=== INSTRUCTIONS FOR THE TASK ===
Repeat each record exactly as written, and drop any images.

(Data entries)
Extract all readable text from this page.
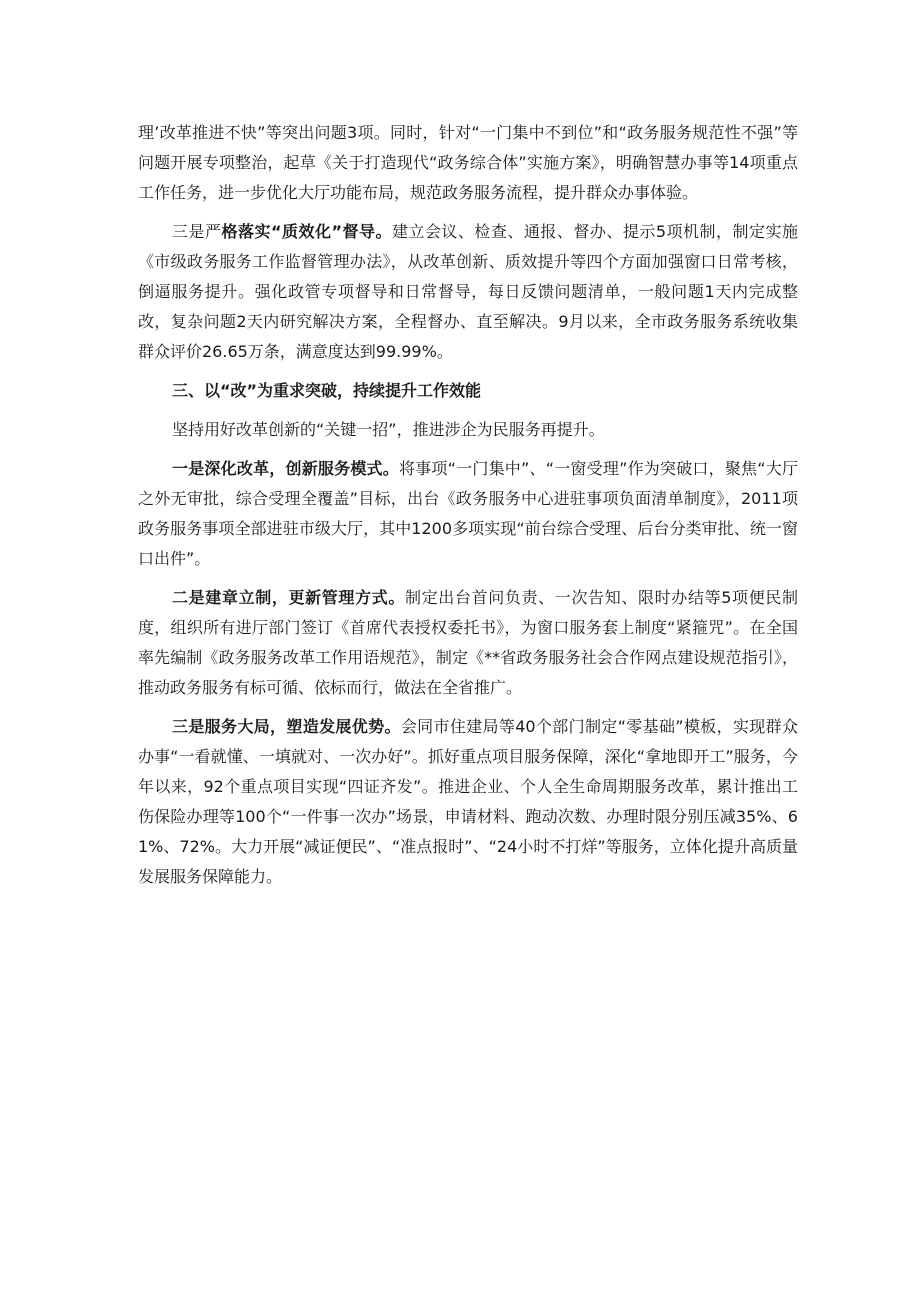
理’改革推进不快”等突出问题3项。同时，针对“一门集中不到位”和“政务服务规范性不强”等问题开展专项整治，起草《关于打造现代“政务综合体”实施方案》，明确智慧办事等14项重点工作任务，进一步优化大厅功能布局，规范政务服务流程，提升群众办事体验。

三是严格落实“质效化”督导。建立会议、检查、通报、督办、提示5项机制，制定实施《市级政务服务工作监督管理办法》，从改革创新、质效提升等四个方面加强窗口日常考核，倒逼服务提升。强化政管专项督导和日常督导，每日反馈问题清单，一般问题1天内完成整改，复杂问题2天内研究解决方案，全程督办、直至解决。9月以来，全市政务服务系统收集群众评价26.65万条，满意度达到99.99%。

三、以“改”为重求突破，持续提升工作效能

坚持用好改革创新的“关键一招”，推进涉企为民服务再提升。

一是深化改革，创新服务模式。将事项“一门集中”、“一窗受理”作为突破口，聚焦“大厅之外无审批，综合受理全覆盖”目标，出台《政务服务中心进驻事项负面清单制度》，2011项政务服务事项全部进驻市级大厅，其中1200多项实现“前台综合受理、后台分类审批、统一窗口出件”。

二是建章立制，更新管理方式。制定出台首问负责、一次告知、限时办结等5项便民制度，组织所有进厅部门签订《首席代表授权委托书》，为窗口服务套上制度“紧箍咒”。在全国率先编制《政务服务改革工作用语规范》，制定《**省政务服务社会合作网点建设规范指引》，推动政务服务有标可循、依标而行，做法在全省推广。

三是服务大局，塑造发展优势。会同市住建局等40个部门制定“零基础”模板，实现群众办事“一看就懂、一填就对、一次办好”。抓好重点项目服务保障，深化“拿地即开工”服务，今年以来，92个重点项目实现“四证齐发”。推进企业、个人全生命周期服务改革，累计推出工伤保险办理等100个“一件事一次办”场景，申请材料、跑动次数、办理时限分别压减35%、61%、72%。大力开展“减证便民”、“准点报时”、“24小时不打烊”等服务，立体化提升高质量发展服务保障能力。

=== PROBLEM SOLUTION ===
Extract all readable text from this page.
理’改革推进不快”等突出问题3项。同时，针对“一门集中不到位”和“政务服务规范性不强”等问题开展专项整治，起草《关于打造现代“政务综合体”实施方案》，明确智慧办事等14项重点工作任务，进一步优化大厅功能布局，规范政务服务流程，提升群众办事体验。

三是严格落实“质效化”督导。建立会议、检查、通报、督办、提示5项机制，制定实施《市级政务服务工作监督管理办法》，从改革创新、质效提升等四个方面加强窗口日常考核，倒逼服务提升。强化政管专项督导和日常督导，每日反馈问题清单，一般问题1天内完成整改，复杂问题2天内研究解决方案，全程督办、直至解决。9月以来，全市政务服务系统收集群众评价26.65万条，满意度达到99.99%。

三、以“改”为重求突破，持续提升工作效能

坚持用好改革创新的“关键一招”，推进涉企为民服务再提升。

一是深化改革，创新服务模式。将事项“一门集中”、“一窗受理”作为突破口，聚焦“大厅之外无审批，综合受理全覆盖”目标，出台《政务服务中心进驻事项负面清单制度》，2011项政务服务事项全部进驻市级大厅，其中1200多项实现“前台综合受理、后台分类审批、统一窗口出件”。

二是建章立制，更新管理方式。制定出台首问负责、一次告知、限时办结等5项便民制度，组织所有进厅部门签订《首席代表授权委托书》，为窗口服务套上制度“紧箍咒”。在全国率先编制《政务服务改革工作用语规范》，制定《**省政务服务社会合作网点建设规范指引》，推动政务服务有标可循、依标而行，做法在全省推广。

三是服务大局，塑造发展优势。会同市住建局等40个部门制定“零基础”模板，实现群众办事“一看就懂、一填就对、一次办好”。抓好重点项目服务保障，深化“拿地即开工”服务，今年以来，92个重点项目实现“四证齐发”。推进企业、个人全生命周期服务改革，累计推出工伤保险办理等100个“一件事一次办”场景，申请材料、跑动次数、办理时限分别压减35%、61%、72%。大力开展“减证便民”、“准点报时”、“24小时不打烊”等服务，立体化提升高质量发展服务保障能力。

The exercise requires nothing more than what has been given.